BEGIN Listed entries
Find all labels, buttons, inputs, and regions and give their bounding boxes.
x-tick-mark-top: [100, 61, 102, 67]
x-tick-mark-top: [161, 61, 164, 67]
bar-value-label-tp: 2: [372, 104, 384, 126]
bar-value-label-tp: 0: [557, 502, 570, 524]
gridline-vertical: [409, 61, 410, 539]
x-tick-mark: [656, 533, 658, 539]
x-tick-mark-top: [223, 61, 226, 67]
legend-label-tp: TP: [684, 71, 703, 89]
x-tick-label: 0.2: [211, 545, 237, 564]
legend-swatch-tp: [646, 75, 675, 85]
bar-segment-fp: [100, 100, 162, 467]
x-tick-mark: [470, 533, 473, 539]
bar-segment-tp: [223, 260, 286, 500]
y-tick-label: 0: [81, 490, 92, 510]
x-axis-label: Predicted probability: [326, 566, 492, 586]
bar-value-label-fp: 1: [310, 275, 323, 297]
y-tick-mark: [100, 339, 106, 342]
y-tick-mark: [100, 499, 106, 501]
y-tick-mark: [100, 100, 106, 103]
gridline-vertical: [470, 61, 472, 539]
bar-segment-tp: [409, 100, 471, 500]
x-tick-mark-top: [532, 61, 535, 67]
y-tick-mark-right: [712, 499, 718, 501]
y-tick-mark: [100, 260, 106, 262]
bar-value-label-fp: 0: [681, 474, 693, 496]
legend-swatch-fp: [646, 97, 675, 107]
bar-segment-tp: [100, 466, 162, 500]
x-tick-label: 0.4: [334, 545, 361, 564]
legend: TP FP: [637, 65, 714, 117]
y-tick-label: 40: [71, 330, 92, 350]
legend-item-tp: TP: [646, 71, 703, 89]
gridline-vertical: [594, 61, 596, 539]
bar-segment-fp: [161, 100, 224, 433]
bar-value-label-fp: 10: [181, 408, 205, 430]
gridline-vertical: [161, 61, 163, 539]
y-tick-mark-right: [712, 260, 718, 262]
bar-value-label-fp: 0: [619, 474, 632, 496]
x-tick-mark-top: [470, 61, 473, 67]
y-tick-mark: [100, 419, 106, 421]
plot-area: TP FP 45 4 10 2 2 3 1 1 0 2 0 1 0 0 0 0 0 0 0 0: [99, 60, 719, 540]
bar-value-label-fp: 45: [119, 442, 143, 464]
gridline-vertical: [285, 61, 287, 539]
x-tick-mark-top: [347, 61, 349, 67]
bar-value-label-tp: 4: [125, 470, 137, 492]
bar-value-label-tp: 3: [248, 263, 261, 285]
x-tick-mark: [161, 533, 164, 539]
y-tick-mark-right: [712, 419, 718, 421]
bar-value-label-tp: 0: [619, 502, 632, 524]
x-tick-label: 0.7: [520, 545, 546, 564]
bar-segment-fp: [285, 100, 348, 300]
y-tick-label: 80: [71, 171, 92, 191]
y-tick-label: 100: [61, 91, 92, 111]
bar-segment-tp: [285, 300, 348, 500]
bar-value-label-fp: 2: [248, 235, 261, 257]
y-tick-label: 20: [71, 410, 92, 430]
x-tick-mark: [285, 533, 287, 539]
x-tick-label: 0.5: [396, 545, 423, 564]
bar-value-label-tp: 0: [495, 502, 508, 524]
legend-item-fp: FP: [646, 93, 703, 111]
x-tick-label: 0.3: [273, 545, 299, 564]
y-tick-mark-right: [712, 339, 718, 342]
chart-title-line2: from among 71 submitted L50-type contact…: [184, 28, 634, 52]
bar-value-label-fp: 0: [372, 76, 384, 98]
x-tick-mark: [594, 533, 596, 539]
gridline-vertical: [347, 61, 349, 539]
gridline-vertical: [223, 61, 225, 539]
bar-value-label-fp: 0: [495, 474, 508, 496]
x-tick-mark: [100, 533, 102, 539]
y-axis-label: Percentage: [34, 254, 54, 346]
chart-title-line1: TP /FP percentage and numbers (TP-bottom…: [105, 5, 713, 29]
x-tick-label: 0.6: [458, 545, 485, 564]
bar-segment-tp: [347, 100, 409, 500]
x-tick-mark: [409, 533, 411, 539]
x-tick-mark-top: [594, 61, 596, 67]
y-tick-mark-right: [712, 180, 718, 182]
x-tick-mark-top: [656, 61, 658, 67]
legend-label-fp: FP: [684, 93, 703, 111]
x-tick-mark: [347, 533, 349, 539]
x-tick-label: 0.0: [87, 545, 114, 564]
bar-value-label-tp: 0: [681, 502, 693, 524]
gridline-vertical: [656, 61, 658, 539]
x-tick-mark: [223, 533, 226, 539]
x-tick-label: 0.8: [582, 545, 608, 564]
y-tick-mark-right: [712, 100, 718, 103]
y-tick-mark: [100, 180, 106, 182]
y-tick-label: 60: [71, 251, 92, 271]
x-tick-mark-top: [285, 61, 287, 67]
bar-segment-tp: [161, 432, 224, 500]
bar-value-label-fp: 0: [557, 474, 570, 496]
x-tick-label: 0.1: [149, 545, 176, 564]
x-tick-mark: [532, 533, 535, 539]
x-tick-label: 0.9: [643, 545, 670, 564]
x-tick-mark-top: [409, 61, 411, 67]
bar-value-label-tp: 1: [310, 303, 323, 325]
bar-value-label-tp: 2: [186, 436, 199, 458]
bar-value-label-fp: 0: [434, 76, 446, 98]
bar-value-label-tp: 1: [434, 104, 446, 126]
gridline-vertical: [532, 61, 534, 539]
END Listed entries
Exercise task - Return each line from the records above that contains the string "axis".

Problem solution -
x-axis-label: Predicted probability: [326, 566, 492, 586]
y-axis-label: Percentage: [34, 254, 54, 346]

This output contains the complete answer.